# START OF DATA SECTION
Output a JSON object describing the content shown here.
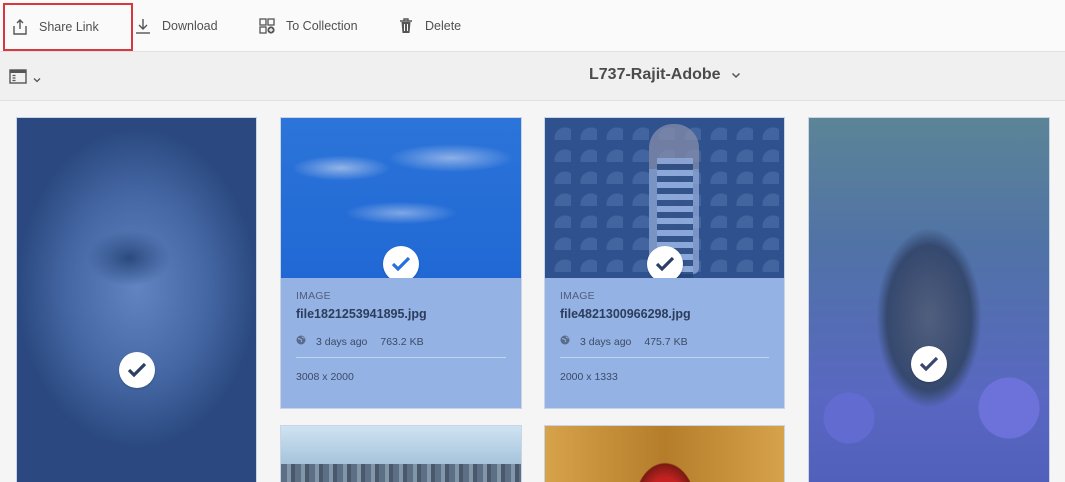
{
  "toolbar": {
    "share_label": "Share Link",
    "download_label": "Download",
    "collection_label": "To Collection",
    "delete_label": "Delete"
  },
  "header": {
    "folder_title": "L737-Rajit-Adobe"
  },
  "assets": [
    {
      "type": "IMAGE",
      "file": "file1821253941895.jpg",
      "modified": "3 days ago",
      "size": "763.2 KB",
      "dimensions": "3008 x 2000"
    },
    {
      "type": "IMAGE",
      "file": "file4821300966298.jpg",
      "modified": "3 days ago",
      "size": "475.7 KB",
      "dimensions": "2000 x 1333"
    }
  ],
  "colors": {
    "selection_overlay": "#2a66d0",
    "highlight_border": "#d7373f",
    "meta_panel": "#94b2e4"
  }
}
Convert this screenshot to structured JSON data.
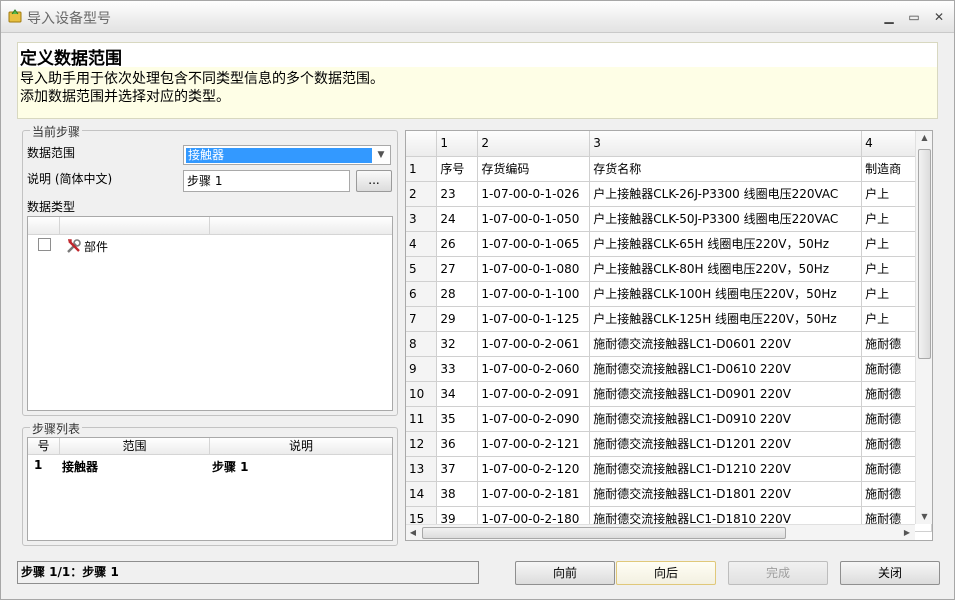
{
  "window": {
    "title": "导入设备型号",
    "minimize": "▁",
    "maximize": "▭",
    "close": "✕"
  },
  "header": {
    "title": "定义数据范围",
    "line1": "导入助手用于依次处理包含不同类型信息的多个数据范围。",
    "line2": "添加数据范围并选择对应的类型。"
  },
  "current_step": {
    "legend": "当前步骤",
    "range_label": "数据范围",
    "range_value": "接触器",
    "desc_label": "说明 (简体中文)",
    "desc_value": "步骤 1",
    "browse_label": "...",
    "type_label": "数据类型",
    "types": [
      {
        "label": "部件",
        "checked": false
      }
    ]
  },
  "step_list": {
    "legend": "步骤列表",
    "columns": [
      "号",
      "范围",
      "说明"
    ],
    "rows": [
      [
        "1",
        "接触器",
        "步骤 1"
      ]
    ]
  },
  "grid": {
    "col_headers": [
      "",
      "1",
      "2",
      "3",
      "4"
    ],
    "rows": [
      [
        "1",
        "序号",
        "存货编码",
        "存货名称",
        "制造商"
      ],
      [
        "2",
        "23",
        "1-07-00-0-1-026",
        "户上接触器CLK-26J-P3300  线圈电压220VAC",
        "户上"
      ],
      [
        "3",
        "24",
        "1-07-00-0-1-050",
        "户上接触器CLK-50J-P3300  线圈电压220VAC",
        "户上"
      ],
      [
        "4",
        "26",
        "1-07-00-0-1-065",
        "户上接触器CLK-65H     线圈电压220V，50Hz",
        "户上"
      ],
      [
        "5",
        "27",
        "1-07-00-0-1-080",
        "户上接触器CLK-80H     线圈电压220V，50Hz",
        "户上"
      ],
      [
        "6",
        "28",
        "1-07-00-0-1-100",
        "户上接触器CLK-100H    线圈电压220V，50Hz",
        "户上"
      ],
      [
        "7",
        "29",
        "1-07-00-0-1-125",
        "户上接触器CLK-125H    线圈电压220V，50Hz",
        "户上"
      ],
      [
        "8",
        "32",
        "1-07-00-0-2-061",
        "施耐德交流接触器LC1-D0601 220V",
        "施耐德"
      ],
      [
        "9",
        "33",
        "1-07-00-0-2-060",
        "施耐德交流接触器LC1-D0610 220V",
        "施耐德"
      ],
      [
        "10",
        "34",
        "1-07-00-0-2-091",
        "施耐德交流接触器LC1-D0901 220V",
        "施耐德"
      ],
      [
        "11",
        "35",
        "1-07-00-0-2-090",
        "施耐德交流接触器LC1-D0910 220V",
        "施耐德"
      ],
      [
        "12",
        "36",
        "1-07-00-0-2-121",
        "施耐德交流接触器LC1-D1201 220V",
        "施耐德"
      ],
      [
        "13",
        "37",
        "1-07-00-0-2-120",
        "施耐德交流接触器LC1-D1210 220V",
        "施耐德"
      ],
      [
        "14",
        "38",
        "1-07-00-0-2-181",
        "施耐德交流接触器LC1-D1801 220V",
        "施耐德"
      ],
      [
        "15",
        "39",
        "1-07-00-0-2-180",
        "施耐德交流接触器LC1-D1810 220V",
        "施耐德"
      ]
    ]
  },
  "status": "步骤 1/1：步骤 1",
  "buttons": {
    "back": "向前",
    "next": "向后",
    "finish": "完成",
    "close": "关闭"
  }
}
# END OF DATA SECTION
# START OF DATA SECTION
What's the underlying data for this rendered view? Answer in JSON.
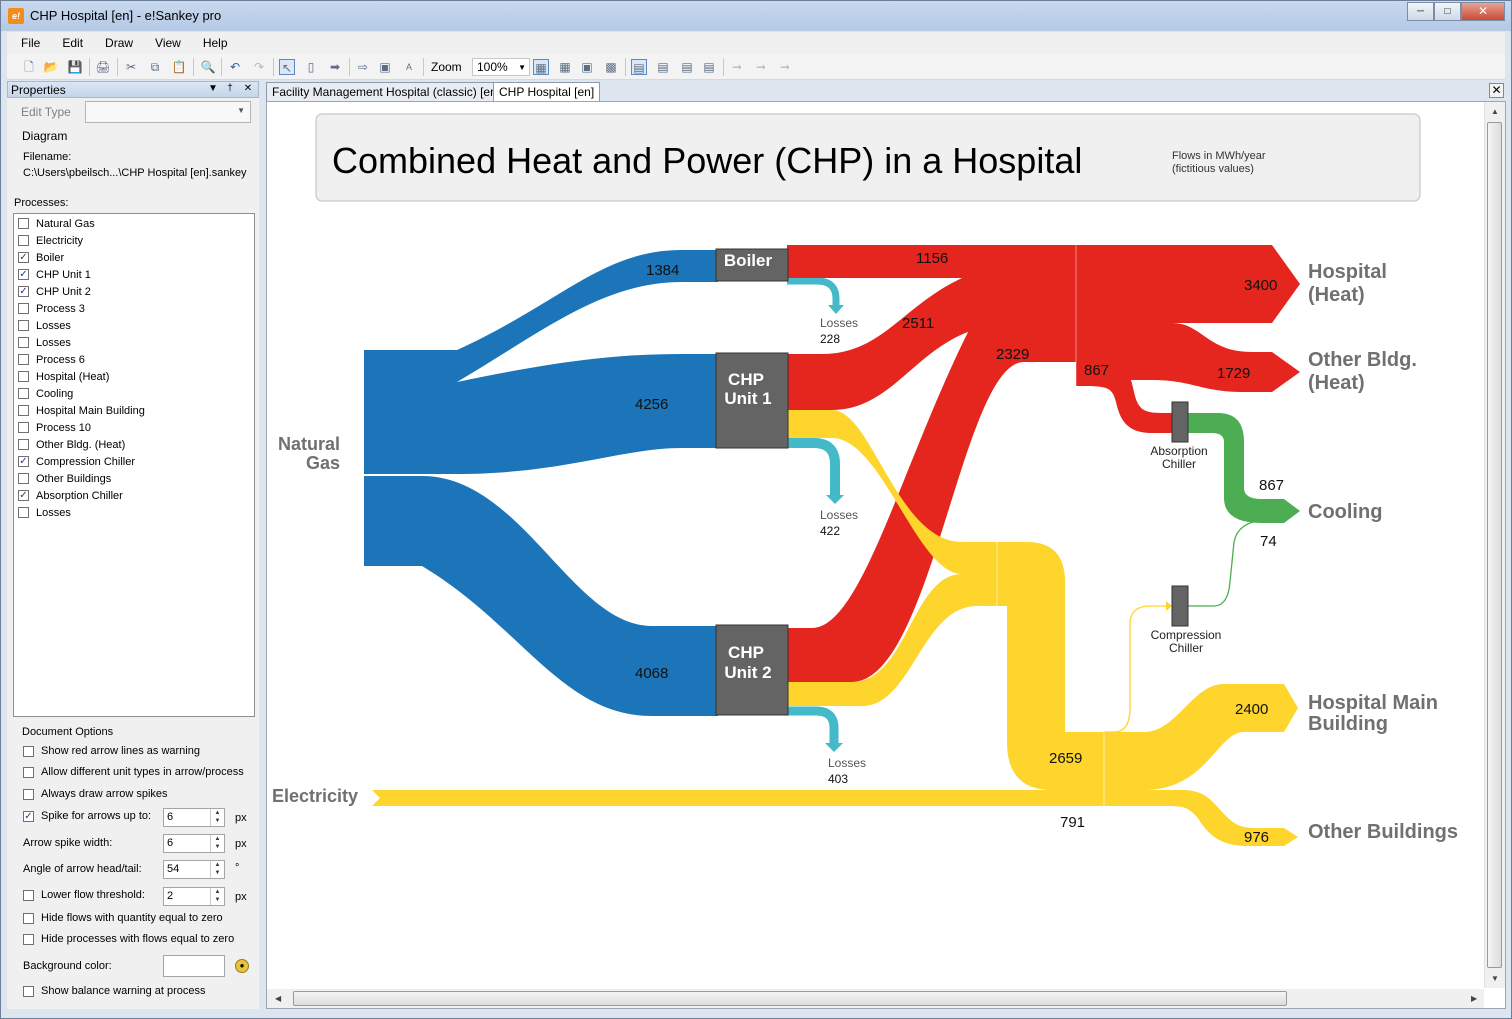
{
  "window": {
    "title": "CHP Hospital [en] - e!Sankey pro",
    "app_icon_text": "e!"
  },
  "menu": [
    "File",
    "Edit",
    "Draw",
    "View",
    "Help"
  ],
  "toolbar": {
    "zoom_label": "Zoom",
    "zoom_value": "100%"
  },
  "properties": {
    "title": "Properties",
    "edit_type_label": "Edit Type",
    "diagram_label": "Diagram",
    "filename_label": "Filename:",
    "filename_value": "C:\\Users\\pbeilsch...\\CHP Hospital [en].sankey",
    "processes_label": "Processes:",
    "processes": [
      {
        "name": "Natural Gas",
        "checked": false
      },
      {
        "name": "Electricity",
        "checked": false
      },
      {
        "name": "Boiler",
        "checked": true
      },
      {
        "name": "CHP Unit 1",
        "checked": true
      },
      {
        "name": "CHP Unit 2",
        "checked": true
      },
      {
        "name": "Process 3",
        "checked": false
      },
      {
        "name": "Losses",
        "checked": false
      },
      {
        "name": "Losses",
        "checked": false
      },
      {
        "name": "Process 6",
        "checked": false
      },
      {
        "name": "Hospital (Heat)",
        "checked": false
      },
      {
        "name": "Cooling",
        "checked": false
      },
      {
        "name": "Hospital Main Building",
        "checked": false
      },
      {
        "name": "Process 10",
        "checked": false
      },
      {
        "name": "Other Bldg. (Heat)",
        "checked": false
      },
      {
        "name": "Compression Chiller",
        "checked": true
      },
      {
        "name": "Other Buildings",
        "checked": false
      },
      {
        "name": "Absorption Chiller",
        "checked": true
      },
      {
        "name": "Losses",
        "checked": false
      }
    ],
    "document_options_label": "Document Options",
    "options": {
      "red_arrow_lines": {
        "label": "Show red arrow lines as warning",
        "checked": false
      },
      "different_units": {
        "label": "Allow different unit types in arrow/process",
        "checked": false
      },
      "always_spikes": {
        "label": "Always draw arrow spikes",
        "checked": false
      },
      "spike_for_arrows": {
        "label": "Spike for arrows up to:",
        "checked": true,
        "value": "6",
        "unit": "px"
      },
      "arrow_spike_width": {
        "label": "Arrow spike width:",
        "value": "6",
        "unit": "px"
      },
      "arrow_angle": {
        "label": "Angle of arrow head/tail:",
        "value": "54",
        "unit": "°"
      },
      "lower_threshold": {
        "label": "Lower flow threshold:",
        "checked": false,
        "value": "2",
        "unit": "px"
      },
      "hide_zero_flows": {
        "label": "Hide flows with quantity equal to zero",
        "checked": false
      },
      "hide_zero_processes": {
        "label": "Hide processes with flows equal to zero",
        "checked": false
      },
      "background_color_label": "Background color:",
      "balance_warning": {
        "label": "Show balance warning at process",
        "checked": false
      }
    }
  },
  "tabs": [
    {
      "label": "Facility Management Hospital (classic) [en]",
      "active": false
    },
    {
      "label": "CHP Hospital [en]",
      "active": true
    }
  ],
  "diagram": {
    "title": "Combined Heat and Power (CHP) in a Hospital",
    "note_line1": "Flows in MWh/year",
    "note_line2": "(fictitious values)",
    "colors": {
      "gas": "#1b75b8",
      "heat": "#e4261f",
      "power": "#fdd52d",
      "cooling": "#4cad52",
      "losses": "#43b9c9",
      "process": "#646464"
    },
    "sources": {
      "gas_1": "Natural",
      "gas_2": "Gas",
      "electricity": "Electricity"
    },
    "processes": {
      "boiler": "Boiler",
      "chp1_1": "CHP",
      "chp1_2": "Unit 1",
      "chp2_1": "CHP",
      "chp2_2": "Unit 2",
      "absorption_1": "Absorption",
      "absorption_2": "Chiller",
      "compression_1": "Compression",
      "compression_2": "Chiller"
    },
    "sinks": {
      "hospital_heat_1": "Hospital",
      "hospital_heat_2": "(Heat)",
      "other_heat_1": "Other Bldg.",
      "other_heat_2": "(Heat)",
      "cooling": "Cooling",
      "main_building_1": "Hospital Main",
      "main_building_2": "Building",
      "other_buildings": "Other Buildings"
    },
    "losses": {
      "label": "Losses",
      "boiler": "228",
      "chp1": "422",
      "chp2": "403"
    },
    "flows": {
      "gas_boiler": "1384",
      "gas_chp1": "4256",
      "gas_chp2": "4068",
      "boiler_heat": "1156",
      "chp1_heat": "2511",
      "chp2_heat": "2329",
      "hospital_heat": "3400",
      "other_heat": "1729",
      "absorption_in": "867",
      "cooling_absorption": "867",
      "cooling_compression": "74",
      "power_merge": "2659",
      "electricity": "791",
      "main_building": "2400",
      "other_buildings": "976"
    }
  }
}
# END OF DATA SECTION
# START OF DATA SECTION
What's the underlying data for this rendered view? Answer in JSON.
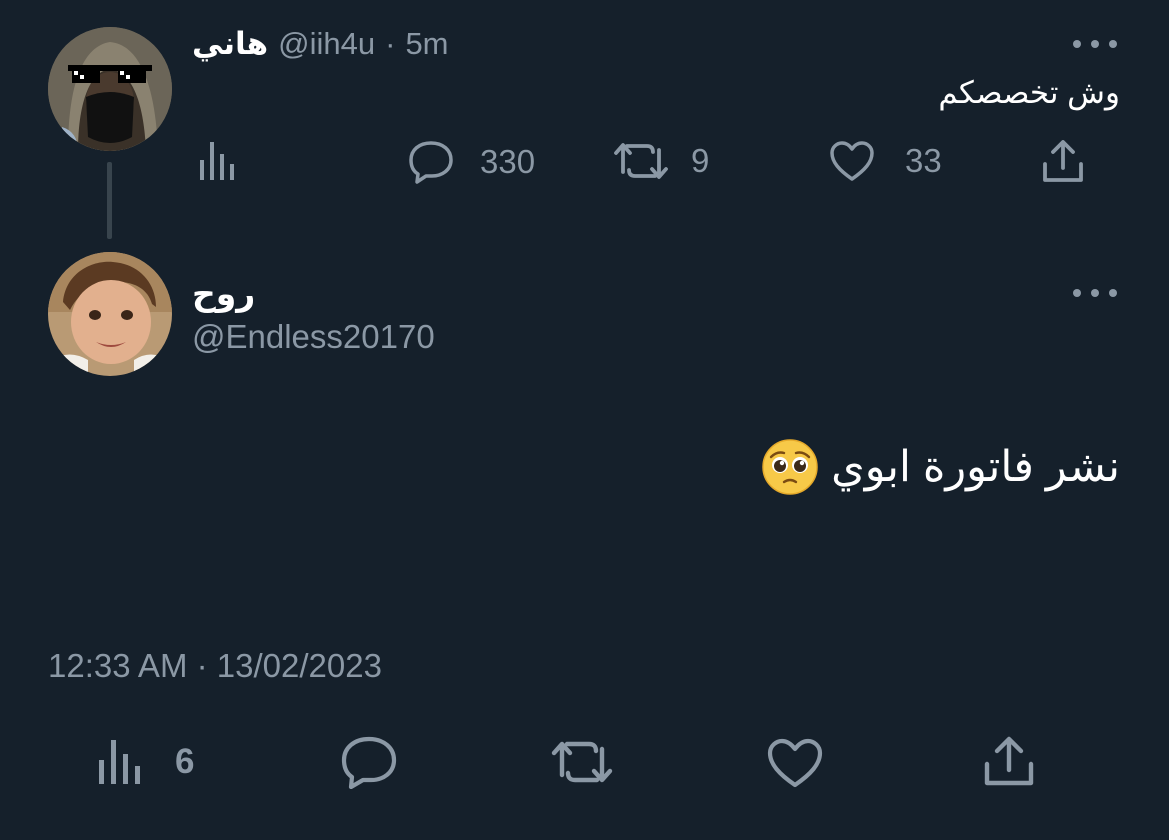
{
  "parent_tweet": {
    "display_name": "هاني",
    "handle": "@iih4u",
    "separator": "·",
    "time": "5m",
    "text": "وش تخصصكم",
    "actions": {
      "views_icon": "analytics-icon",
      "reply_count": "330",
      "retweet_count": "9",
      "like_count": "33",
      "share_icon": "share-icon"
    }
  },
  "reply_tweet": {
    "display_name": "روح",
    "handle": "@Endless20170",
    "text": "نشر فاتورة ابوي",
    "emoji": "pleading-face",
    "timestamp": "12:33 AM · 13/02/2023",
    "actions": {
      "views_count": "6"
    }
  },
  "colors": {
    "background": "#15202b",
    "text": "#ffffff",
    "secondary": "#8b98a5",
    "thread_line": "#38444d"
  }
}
# END OF DATA SECTION
TO BE DONE: Extract all lines from the material above that include the word "with".

EXERCISE SOLUTION:
        "label": "Hide flows with quantity equal to zero",
        "label": "Hide processes with flows equal to zero",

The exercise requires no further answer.